[A block of data]
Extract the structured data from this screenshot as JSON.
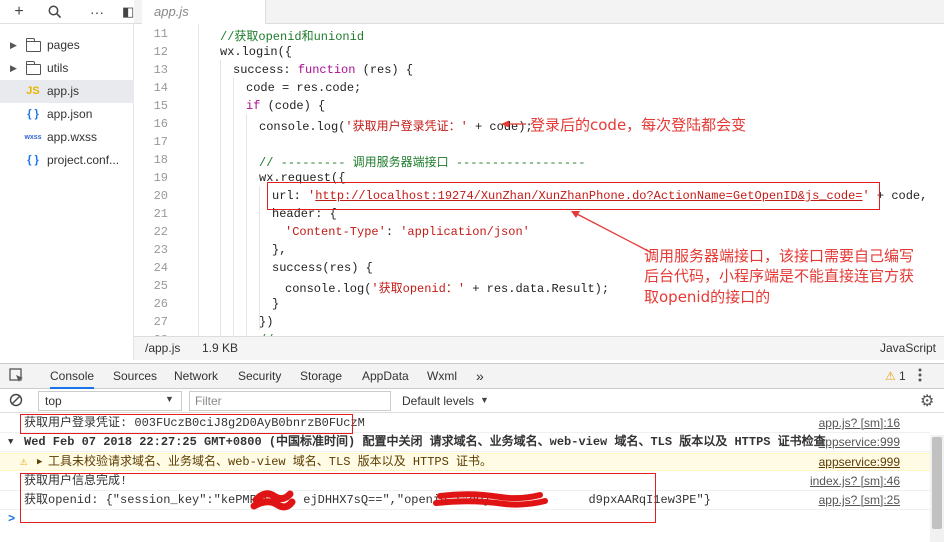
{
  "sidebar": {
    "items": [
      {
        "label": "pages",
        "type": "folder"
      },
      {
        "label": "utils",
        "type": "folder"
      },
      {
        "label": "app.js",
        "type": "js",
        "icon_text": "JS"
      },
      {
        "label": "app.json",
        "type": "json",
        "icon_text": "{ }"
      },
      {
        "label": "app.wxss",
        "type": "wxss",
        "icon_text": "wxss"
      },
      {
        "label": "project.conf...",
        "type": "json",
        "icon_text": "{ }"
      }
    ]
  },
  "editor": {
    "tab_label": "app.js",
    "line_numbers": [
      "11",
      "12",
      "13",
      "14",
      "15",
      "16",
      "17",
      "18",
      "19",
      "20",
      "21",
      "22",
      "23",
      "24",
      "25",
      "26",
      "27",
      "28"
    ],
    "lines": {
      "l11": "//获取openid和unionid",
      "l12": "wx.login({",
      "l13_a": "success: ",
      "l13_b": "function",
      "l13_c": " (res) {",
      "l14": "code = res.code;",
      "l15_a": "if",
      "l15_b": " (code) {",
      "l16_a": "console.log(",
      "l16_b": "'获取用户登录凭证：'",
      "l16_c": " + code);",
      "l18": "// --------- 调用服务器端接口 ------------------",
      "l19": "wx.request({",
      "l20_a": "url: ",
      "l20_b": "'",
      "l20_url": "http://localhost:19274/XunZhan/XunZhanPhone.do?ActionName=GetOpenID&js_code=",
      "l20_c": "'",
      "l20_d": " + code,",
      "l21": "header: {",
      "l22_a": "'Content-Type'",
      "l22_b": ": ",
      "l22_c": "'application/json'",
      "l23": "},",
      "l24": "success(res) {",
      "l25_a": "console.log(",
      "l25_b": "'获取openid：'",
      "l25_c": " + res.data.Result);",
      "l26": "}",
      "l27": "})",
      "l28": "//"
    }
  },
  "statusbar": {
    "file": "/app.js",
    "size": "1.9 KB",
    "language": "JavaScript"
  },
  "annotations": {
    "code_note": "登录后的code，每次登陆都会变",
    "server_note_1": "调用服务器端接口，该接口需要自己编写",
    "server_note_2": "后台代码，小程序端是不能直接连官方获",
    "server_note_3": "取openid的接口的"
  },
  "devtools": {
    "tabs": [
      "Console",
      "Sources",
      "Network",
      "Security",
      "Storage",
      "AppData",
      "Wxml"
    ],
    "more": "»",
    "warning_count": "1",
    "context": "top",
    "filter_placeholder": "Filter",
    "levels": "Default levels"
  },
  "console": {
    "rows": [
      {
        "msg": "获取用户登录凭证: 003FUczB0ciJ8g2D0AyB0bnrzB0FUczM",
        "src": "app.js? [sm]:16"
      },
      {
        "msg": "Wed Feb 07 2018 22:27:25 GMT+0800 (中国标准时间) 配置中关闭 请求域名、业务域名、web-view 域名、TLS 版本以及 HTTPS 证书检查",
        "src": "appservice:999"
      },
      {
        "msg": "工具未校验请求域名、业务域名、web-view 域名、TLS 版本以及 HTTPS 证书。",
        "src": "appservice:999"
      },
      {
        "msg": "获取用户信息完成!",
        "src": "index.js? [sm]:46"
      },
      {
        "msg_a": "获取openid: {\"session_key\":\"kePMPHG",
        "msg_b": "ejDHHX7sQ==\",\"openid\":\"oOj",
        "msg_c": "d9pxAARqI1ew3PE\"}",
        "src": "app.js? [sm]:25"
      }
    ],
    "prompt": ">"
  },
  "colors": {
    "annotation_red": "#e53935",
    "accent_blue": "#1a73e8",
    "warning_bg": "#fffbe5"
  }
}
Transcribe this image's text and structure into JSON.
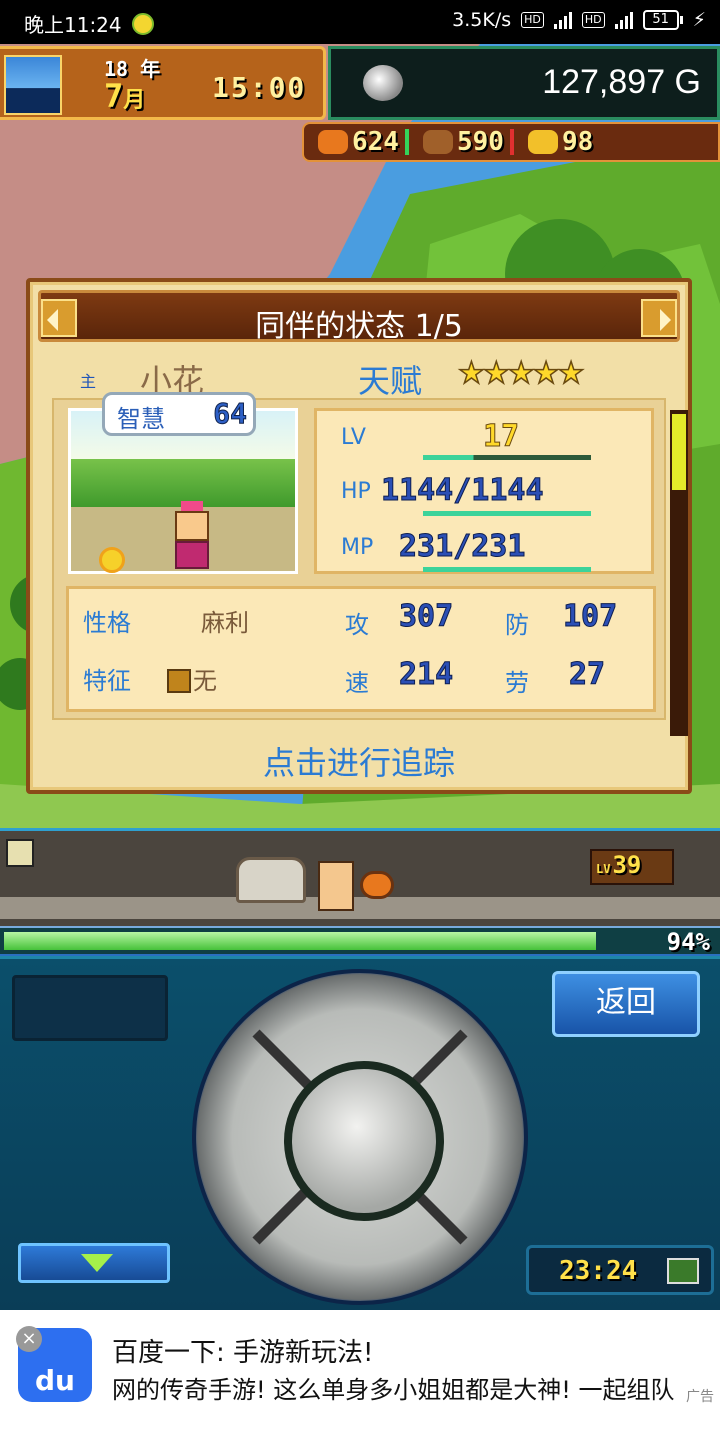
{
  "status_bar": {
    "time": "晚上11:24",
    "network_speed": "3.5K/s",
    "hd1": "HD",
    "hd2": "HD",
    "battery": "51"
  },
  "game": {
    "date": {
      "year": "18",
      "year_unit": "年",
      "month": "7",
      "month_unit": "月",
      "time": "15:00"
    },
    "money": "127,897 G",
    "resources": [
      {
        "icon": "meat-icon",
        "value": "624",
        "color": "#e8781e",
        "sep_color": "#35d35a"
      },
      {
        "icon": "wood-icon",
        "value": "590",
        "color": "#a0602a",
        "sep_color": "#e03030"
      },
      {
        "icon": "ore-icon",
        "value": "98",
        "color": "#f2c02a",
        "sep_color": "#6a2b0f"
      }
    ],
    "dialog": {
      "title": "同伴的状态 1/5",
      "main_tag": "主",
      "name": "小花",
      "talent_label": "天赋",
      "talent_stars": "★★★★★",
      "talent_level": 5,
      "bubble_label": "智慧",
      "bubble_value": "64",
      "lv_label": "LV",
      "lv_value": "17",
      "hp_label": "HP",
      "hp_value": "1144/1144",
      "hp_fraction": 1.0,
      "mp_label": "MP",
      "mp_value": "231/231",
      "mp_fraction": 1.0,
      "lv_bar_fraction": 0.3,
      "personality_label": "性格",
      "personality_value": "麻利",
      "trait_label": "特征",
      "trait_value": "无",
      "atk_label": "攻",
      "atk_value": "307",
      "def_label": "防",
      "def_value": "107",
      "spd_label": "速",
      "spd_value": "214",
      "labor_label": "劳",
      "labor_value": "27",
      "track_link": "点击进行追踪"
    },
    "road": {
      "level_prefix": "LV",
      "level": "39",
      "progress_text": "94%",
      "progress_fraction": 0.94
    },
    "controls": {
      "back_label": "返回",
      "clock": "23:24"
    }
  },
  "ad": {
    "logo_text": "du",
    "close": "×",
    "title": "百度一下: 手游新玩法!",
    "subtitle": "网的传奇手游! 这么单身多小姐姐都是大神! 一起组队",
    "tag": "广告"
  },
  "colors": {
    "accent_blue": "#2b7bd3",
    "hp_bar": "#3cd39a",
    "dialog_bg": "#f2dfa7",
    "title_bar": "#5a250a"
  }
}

**EXERCISE BRIEF:** Identify each line of the material where the word "HTTPS" shows up, and copy it.

**EXERCISE ANSWER:**
        "msg": "Wed Feb 07 2018 22:27:25 GMT+0800 (中国标准时间) 配置中关闭 请求域名、业务域名、web-view 域名、TLS 版本以及 HTTPS 证书检查",
        "msg": "工具未校验请求域名、业务域名、web-view 域名、TLS 版本以及 HTTPS 证书。",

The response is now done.